*** RECORDS SHOWN
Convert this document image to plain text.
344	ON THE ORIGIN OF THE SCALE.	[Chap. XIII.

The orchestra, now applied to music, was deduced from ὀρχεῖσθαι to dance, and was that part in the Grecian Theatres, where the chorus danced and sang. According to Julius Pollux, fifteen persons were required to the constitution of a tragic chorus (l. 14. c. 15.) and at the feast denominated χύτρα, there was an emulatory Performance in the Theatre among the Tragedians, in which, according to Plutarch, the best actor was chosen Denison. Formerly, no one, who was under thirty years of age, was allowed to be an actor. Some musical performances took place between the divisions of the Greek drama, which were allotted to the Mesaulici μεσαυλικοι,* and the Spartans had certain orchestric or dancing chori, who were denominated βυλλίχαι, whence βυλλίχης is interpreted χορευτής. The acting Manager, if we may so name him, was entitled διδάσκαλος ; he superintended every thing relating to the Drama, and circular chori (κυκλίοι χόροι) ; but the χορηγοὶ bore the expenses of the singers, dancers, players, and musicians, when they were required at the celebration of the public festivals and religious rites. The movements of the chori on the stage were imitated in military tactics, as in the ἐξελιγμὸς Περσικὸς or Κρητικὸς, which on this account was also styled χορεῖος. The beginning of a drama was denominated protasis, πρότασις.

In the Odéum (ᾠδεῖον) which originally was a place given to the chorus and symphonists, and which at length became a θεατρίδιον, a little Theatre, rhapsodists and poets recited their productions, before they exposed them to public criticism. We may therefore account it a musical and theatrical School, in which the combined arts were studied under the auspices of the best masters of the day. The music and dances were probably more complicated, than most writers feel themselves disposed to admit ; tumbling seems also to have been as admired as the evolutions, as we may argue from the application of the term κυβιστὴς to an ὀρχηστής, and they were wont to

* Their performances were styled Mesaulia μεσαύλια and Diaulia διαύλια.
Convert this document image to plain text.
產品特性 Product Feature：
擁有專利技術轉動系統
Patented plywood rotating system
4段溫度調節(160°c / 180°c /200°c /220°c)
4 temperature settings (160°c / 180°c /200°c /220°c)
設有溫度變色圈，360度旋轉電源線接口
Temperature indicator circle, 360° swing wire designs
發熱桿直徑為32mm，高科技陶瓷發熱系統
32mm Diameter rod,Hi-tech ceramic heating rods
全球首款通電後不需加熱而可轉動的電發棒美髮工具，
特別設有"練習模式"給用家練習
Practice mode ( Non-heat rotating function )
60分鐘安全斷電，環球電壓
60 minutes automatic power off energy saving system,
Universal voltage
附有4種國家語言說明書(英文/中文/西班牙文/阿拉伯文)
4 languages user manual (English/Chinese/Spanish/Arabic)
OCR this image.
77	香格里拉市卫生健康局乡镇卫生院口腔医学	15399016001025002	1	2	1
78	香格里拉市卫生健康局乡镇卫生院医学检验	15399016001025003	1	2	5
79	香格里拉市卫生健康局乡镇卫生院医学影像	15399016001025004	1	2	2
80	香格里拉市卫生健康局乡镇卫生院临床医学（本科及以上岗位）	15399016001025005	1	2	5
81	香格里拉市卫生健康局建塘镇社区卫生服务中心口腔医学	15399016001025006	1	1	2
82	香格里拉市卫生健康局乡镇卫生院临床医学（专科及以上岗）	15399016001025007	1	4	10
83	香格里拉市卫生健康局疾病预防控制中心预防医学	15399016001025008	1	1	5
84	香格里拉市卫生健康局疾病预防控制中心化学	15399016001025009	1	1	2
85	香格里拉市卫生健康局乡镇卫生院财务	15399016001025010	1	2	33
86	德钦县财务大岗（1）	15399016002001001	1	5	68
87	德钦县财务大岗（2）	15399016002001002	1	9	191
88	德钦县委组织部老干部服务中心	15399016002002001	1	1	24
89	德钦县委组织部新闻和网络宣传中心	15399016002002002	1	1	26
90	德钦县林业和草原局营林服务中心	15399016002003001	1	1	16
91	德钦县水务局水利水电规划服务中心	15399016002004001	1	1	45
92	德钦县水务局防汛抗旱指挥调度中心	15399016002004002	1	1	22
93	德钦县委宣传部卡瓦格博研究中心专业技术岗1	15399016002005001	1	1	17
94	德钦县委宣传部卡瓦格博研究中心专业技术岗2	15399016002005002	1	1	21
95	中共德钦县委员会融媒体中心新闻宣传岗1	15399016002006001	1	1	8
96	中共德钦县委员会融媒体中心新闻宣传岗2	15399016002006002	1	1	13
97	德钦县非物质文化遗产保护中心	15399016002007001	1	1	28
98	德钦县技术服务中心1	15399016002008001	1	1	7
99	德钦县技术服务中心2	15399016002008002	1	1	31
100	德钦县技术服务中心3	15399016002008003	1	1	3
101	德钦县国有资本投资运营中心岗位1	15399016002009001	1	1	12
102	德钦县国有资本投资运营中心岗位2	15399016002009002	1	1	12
******
DESCRIPTION OF THE TASK
Read through the data and copy every line where "performances" shows up.

PROBLEM SOLUTION
The orchestra, now applied to music, was deduced from ὀρχεῖσθαι to dance, and was that part in the Grecian Theatres, where the chorus danced and sang. According to Julius Pollux, fifteen persons were required to the constitution of a tragic chorus (l. 14. c. 15.) and at the feast denominated χύτρα, there was an emulatory Performance in the Theatre among the Tragedians, in which, according to Plutarch, the best actor was chosen Denison. Formerly, no one, who was under thirty years of age, was allowed to be an actor. Some musical performances took place between the divisions of the Greek drama, which were allotted to the Mesaulici μεσαυλικοι,* and the Spartans had certain orchestric or dancing chori, who were denominated βυλλίχαι, whence βυλλίχης is interpreted χορευτής. The acting Manager, if we may so name him, was entitled διδάσκαλος ; he superintended every thing relating to the Drama, and circular chori (κυκλίοι χόροι) ; but the χορηγοὶ bore the expenses of the singers, dancers, players, and musicians, when they were required at the celebration of the public festivals and religious rites. The movements of the chori on the stage were imitated in military tactics, as in the ἐξελιγμὸς Περσικὸς or Κρητικὸς, which on this account was also styled χορεῖος. The beginning of a drama was denominated protasis, πρότασις.
* Their performances were styled Mesaulia μεσαύλια and Diaulia διαύλια.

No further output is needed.